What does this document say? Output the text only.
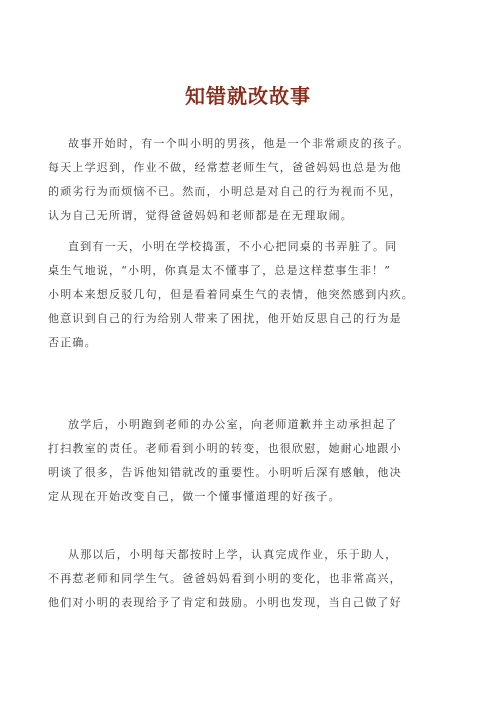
知错就改故事
故事开始时，有一个叫小明的男孩，他是一个非常顽皮的孩子。
每天上学迟到，作业不做，经常惹老师生气，爸爸妈妈也总是为他
的顽劣行为而烦恼不已。然而，小明总是对自己的行为视而不见，
认为自己无所谓，觉得爸爸妈妈和老师都是在无理取闹。
直到有一天，小明在学校捣蛋，不小心把同桌的书弄脏了。同
桌生气地说，“小明，你真是太不懂事了，总是这样惹事生非！”
小明本来想反驳几句，但是看着同桌生气的表情，他突然感到内疚。
他意识到自己的行为给别人带来了困扰，他开始反思自己的行为是
否正确。
放学后，小明跑到老师的办公室，向老师道歉并主动承担起了
打扫教室的责任。老师看到小明的转变，也很欣慰，她耐心地跟小
明谈了很多，告诉他知错就改的重要性。小明听后深有感触，他决
定从现在开始改变自己，做一个懂事懂道理的好孩子。
从那以后，小明每天都按时上学，认真完成作业，乐于助人，
不再惹老师和同学生气。爸爸妈妈看到小明的变化，也非常高兴，
他们对小明的表现给予了肯定和鼓励。小明也发现，当自己做了好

# # #

# Exercise details
Do not include the images; transcribe the rest of the listing exactly.

# Expected output
What does this document say? Output the text only.
知错就改故事
故事开始时，有一个叫小明的男孩，他是一个非常顽皮的孩子。
每天上学迟到，作业不做，经常惹老师生气，爸爸妈妈也总是为他
的顽劣行为而烦恼不已。然而，小明总是对自己的行为视而不见，
认为自己无所谓，觉得爸爸妈妈和老师都是在无理取闹。
直到有一天，小明在学校捣蛋，不小心把同桌的书弄脏了。同
桌生气地说，“小明，你真是太不懂事了，总是这样惹事生非！”
小明本来想反驳几句，但是看着同桌生气的表情，他突然感到内疚。
他意识到自己的行为给别人带来了困扰，他开始反思自己的行为是
否正确。
放学后，小明跑到老师的办公室，向老师道歉并主动承担起了
打扫教室的责任。老师看到小明的转变，也很欣慰，她耐心地跟小
明谈了很多，告诉他知错就改的重要性。小明听后深有感触，他决
定从现在开始改变自己，做一个懂事懂道理的好孩子。
从那以后，小明每天都按时上学，认真完成作业，乐于助人，
不再惹老师和同学生气。爸爸妈妈看到小明的变化，也非常高兴，
他们对小明的表现给予了肯定和鼓励。小明也发现，当自己做了好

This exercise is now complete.